>> START MATERIAL FOR THIS EXERCISE

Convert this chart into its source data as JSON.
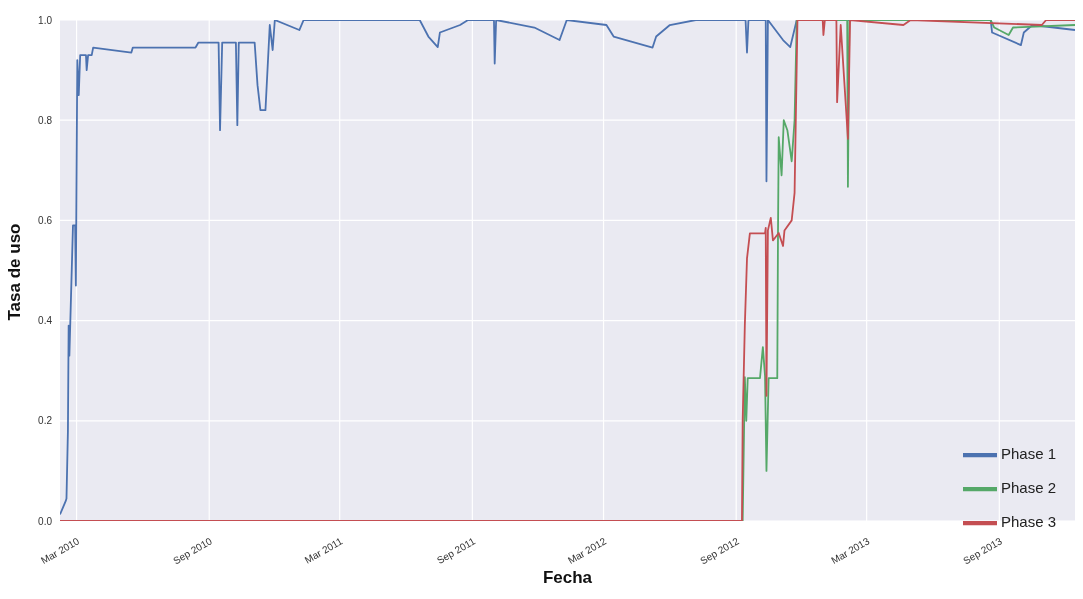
{
  "chart_data": {
    "type": "line",
    "xlabel": "Fecha",
    "ylabel": "Tasa de uso",
    "xlim": [
      "2010-02-06",
      "2013-12-15"
    ],
    "xticks": [
      {
        "value": "2010-03-01",
        "label": "Mar 2010"
      },
      {
        "value": "2010-09-01",
        "label": "Sep 2010"
      },
      {
        "value": "2011-03-01",
        "label": "Mar 2011"
      },
      {
        "value": "2011-09-01",
        "label": "Sep 2011"
      },
      {
        "value": "2012-03-01",
        "label": "Mar 2012"
      },
      {
        "value": "2012-09-01",
        "label": "Sep 2012"
      },
      {
        "value": "2013-03-01",
        "label": "Mar 2013"
      },
      {
        "value": "2013-09-01",
        "label": "Sep 2013"
      }
    ],
    "ylim": [
      0,
      1
    ],
    "yticks": [
      {
        "value": 0,
        "label": "0.0"
      },
      {
        "value": 0.2,
        "label": "0.2"
      },
      {
        "value": 0.4,
        "label": "0.4"
      },
      {
        "value": 0.6,
        "label": "0.6"
      },
      {
        "value": 0.8,
        "label": "0.8"
      },
      {
        "value": 1,
        "label": "1.0"
      }
    ],
    "grid": true,
    "legend": "bottom right",
    "marker": "none",
    "line_style": "solid",
    "series": [
      {
        "name": "Phase 1",
        "color": "#4c72b0",
        "x": [
          "2010-02-06",
          "2010-02-14",
          "2010-02-15",
          "2010-02-17",
          "2010-02-18",
          "2010-02-19",
          "2010-02-24",
          "2010-02-27",
          "2010-02-28",
          "2010-03-02",
          "2010-03-04",
          "2010-03-06",
          "2010-03-14",
          "2010-03-15",
          "2010-03-17",
          "2010-03-22",
          "2010-03-24",
          "2010-05-16",
          "2010-05-18",
          "2010-08-13",
          "2010-08-17",
          "2010-09-14",
          "2010-09-16",
          "2010-09-19",
          "2010-10-08",
          "2010-10-10",
          "2010-10-12",
          "2010-11-03",
          "2010-11-07",
          "2010-11-11",
          "2010-11-18",
          "2010-11-24",
          "2010-11-28",
          "2010-12-01",
          "2011-01-04",
          "2011-01-10",
          "2011-06-20",
          "2011-07-02",
          "2011-07-15",
          "2011-07-18",
          "2011-08-15",
          "2011-08-26",
          "2011-10-01",
          "2011-10-02",
          "2011-10-04",
          "2011-11-26",
          "2011-12-31",
          "2012-01-10",
          "2012-03-05",
          "2012-03-15",
          "2012-05-08",
          "2012-05-13",
          "2012-06-01",
          "2012-07-07",
          "2012-09-14",
          "2012-09-16",
          "2012-09-18",
          "2012-10-12",
          "2012-10-13",
          "2012-10-15",
          "2012-11-05",
          "2012-11-15",
          "2012-11-24",
          "2013-08-20",
          "2013-08-22",
          "2013-10-01",
          "2013-10-05",
          "2013-10-17",
          "2013-12-15"
        ],
        "values": [
          0.013,
          0.04,
          0.045,
          0.18,
          0.39,
          0.33,
          0.59,
          0.59,
          0.47,
          0.92,
          0.85,
          0.93,
          0.93,
          0.9,
          0.93,
          0.93,
          0.945,
          0.935,
          0.945,
          0.945,
          0.955,
          0.955,
          0.78,
          0.955,
          0.955,
          0.79,
          0.955,
          0.955,
          0.87,
          0.82,
          0.82,
          0.99,
          0.94,
          1.0,
          0.98,
          1.0,
          1.0,
          0.967,
          0.946,
          0.975,
          0.99,
          1.0,
          1.0,
          0.913,
          1.0,
          0.985,
          0.96,
          1.0,
          0.99,
          0.967,
          0.945,
          0.967,
          0.99,
          1.0,
          1.0,
          0.935,
          1.0,
          1.0,
          0.678,
          1.0,
          0.96,
          0.946,
          1.0,
          1.0,
          0.975,
          0.95,
          0.975,
          0.99,
          0.98
        ]
      },
      {
        "name": "Phase 2",
        "color": "#55a868",
        "x": [
          "2010-02-06",
          "2012-09-10",
          "2012-09-13",
          "2012-09-15",
          "2012-09-17",
          "2012-10-04",
          "2012-10-08",
          "2012-10-11",
          "2012-10-13",
          "2012-10-16",
          "2012-10-28",
          "2012-10-29",
          "2012-10-30",
          "2012-11-03",
          "2012-11-06",
          "2012-11-11",
          "2012-11-17",
          "2012-11-21",
          "2012-11-24",
          "2013-02-02",
          "2013-02-03",
          "2013-02-05",
          "2013-08-20",
          "2013-08-25",
          "2013-09-14",
          "2013-09-20",
          "2013-12-15"
        ],
        "values": [
          0,
          0,
          0.287,
          0.2,
          0.285,
          0.285,
          0.347,
          0.29,
          0.1,
          0.285,
          0.285,
          0.574,
          0.766,
          0.69,
          0.8,
          0.78,
          0.718,
          0.8,
          1.0,
          1.0,
          0.667,
          1.0,
          1.0,
          0.985,
          0.97,
          0.985,
          0.99
        ]
      },
      {
        "name": "Phase 3",
        "color": "#c44e52",
        "x": [
          "2010-02-06",
          "2012-09-09",
          "2012-09-10",
          "2012-09-13",
          "2012-09-16",
          "2012-09-20",
          "2012-10-11",
          "2012-10-12",
          "2012-10-13",
          "2012-10-15",
          "2012-10-19",
          "2012-10-22",
          "2012-10-30",
          "2012-11-05",
          "2012-11-07",
          "2012-11-17",
          "2012-11-21",
          "2012-11-25",
          "2012-12-30",
          "2012-12-31",
          "2013-01-02",
          "2013-01-18",
          "2013-01-19",
          "2013-01-24",
          "2013-02-03",
          "2013-02-06",
          "2013-04-21",
          "2013-05-01",
          "2013-10-30",
          "2013-11-05",
          "2013-12-15"
        ],
        "values": [
          0,
          0,
          0.2,
          0.391,
          0.524,
          0.574,
          0.574,
          0.585,
          0.25,
          0.58,
          0.605,
          0.56,
          0.575,
          0.549,
          0.58,
          0.6,
          0.655,
          1.0,
          1.0,
          0.97,
          1.0,
          1.0,
          0.836,
          0.99,
          0.763,
          1.0,
          0.99,
          1.0,
          0.99,
          1.0,
          1.0
        ]
      }
    ]
  }
}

>> END MATERIAL FOR THIS EXERCISE

### WHAT YOU WILL DO
What is the number of lines that hold the string "name"? Give it alone.

### REPLY
3